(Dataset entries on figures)
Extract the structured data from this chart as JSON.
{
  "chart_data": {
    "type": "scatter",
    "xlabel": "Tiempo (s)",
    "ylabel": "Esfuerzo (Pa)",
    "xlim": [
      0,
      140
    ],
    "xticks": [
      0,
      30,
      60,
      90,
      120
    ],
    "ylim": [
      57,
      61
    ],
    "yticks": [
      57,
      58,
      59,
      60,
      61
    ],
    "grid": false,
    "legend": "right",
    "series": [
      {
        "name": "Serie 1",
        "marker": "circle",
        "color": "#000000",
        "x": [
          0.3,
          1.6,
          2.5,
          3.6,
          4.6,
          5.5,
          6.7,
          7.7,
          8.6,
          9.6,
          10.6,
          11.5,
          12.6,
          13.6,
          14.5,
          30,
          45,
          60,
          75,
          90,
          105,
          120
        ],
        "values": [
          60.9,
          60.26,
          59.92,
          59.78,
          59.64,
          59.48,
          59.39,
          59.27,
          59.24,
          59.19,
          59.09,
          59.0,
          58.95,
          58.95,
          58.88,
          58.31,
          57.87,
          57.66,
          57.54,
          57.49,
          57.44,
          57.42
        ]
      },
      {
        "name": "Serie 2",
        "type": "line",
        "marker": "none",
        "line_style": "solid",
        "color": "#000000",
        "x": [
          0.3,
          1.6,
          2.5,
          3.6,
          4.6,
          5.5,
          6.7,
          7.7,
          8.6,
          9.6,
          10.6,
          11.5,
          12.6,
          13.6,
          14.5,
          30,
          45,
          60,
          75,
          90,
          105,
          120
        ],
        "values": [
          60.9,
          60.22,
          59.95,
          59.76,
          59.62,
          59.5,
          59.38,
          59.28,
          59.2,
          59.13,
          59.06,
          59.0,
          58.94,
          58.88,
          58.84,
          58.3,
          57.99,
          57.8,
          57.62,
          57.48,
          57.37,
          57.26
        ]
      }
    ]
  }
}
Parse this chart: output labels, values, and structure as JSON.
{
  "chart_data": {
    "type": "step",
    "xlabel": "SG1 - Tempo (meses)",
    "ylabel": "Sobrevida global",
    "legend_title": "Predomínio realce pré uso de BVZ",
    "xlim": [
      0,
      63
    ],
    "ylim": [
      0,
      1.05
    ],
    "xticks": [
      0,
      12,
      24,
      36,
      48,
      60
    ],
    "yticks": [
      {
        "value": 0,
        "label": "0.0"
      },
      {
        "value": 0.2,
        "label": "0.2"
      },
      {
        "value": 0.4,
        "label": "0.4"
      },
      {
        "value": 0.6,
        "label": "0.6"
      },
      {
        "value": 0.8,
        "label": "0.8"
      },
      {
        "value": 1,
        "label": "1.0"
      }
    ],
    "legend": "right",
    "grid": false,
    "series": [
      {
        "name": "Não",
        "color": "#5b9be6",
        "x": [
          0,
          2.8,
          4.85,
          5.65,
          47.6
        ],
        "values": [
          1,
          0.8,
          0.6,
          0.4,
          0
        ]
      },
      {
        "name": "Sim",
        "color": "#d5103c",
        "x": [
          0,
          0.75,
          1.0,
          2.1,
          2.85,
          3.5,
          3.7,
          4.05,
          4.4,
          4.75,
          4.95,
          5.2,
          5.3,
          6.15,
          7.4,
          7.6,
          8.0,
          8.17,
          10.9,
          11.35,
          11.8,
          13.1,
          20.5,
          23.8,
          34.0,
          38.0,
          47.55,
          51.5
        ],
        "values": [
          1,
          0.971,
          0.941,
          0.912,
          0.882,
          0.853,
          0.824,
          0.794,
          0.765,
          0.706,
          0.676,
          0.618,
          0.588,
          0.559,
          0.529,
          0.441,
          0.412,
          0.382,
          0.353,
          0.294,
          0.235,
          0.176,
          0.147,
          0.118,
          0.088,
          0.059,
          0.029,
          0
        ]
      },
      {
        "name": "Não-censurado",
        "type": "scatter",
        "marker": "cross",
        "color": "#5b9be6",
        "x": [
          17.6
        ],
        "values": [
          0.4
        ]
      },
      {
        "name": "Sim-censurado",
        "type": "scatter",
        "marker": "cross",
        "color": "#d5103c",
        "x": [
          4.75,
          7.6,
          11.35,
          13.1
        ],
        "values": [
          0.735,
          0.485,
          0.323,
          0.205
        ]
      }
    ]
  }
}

■ Request ■
Output the records exactly, including every line.

■ Response for this exercise ■
Extract the structured data from this chart as JSON.
{
  "chart_data": {
    "type": "scatter",
    "xlabel": "Tiempo (s)",
    "ylabel": "Esfuerzo (Pa)",
    "xlim": [
      0,
      140
    ],
    "xticks": [
      0,
      30,
      60,
      90,
      120
    ],
    "ylim": [
      57,
      61
    ],
    "yticks": [
      57,
      58,
      59,
      60,
      61
    ],
    "grid": false,
    "legend": "right",
    "series": [
      {
        "name": "Serie 1",
        "marker": "circle",
        "color": "#000000",
        "x": [
          0.3,
          1.6,
          2.5,
          3.6,
          4.6,
          5.5,
          6.7,
          7.7,
          8.6,
          9.6,
          10.6,
          11.5,
          12.6,
          13.6,
          14.5,
          30,
          45,
          60,
          75,
          90,
          105,
          120
        ],
        "values": [
          60.9,
          60.26,
          59.92,
          59.78,
          59.64,
          59.48,
          59.39,
          59.27,
          59.24,
          59.19,
          59.09,
          59.0,
          58.95,
          58.95,
          58.88,
          58.31,
          57.87,
          57.66,
          57.54,
          57.49,
          57.44,
          57.42
        ]
      },
      {
        "name": "Serie 2",
        "type": "line",
        "marker": "none",
        "line_style": "solid",
        "color": "#000000",
        "x": [
          0.3,
          1.6,
          2.5,
          3.6,
          4.6,
          5.5,
          6.7,
          7.7,
          8.6,
          9.6,
          10.6,
          11.5,
          12.6,
          13.6,
          14.5,
          30,
          45,
          60,
          75,
          90,
          105,
          120
        ],
        "values": [
          60.9,
          60.22,
          59.95,
          59.76,
          59.62,
          59.5,
          59.38,
          59.28,
          59.2,
          59.13,
          59.06,
          59.0,
          58.94,
          58.88,
          58.84,
          58.3,
          57.99,
          57.8,
          57.62,
          57.48,
          57.37,
          57.26
        ]
      }
    ]
  }
}
Parse this chart: output labels, values, and structure as JSON.
{
  "chart_data": {
    "type": "step",
    "xlabel": "SG1 - Tempo (meses)",
    "ylabel": "Sobrevida global",
    "legend_title": "Predomínio realce pré uso de BVZ",
    "xlim": [
      0,
      63
    ],
    "ylim": [
      0,
      1.05
    ],
    "xticks": [
      0,
      12,
      24,
      36,
      48,
      60
    ],
    "yticks": [
      {
        "value": 0,
        "label": "0.0"
      },
      {
        "value": 0.2,
        "label": "0.2"
      },
      {
        "value": 0.4,
        "label": "0.4"
      },
      {
        "value": 0.6,
        "label": "0.6"
      },
      {
        "value": 0.8,
        "label": "0.8"
      },
      {
        "value": 1,
        "label": "1.0"
      }
    ],
    "legend": "right",
    "grid": false,
    "series": [
      {
        "name": "Não",
        "color": "#5b9be6",
        "x": [
          0,
          2.8,
          4.85,
          5.65,
          47.6
        ],
        "values": [
          1,
          0.8,
          0.6,
          0.4,
          0
        ]
      },
      {
        "name": "Sim",
        "color": "#d5103c",
        "x": [
          0,
          0.75,
          1.0,
          2.1,
          2.85,
          3.5,
          3.7,
          4.05,
          4.4,
          4.75,
          4.95,
          5.2,
          5.3,
          6.15,
          7.4,
          7.6,
          8.0,
          8.17,
          10.9,
          11.35,
          11.8,
          13.1,
          20.5,
          23.8,
          34.0,
          38.0,
          47.55,
          51.5
        ],
        "values": [
          1,
          0.971,
          0.941,
          0.912,
          0.882,
          0.853,
          0.824,
          0.794,
          0.765,
          0.706,
          0.676,
          0.618,
          0.588,
          0.559,
          0.529,
          0.441,
          0.412,
          0.382,
          0.353,
          0.294,
          0.235,
          0.176,
          0.147,
          0.118,
          0.088,
          0.059,
          0.029,
          0
        ]
      },
      {
        "name": "Não-censurado",
        "type": "scatter",
        "marker": "cross",
        "color": "#5b9be6",
        "x": [
          17.6
        ],
        "values": [
          0.4
        ]
      },
      {
        "name": "Sim-censurado",
        "type": "scatter",
        "marker": "cross",
        "color": "#d5103c",
        "x": [
          4.75,
          7.6,
          11.35,
          13.1
        ],
        "values": [
          0.735,
          0.485,
          0.323,
          0.205
        ]
      }
    ]
  }
}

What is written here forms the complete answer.